** start Exercise input **
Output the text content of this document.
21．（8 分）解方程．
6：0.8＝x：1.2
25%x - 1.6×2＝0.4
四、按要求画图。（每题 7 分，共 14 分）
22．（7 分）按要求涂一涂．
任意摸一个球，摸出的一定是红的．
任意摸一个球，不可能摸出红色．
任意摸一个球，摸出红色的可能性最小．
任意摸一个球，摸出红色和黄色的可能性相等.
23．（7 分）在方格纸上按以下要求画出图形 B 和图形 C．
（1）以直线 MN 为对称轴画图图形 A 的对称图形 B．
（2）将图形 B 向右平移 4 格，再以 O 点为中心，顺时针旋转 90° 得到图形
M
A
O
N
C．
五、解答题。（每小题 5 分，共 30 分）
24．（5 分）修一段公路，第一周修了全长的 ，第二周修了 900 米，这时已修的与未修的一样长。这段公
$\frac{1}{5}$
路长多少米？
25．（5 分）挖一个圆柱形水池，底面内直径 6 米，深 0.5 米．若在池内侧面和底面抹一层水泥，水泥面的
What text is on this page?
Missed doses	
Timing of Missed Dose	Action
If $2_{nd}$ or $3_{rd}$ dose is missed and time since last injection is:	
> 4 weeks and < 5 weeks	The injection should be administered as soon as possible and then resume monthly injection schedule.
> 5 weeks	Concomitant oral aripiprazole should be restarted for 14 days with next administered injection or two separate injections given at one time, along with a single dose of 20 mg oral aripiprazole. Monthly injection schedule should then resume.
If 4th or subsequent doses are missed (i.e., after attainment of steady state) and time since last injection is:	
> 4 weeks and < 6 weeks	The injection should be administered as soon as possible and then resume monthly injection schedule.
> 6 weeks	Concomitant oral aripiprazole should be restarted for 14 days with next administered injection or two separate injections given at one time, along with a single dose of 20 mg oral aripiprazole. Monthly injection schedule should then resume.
** end Exercise input **
### Short problem
Among the lines of the data, identify those with the word "possible". Copy each of them.

### Full solution
> 4 weeks and < 5 weeks	The injection should be administered as soon as possible and then resume monthly injection schedule.
> 4 weeks and < 6 weeks	The injection should be administered as soon as possible and then resume monthly injection schedule.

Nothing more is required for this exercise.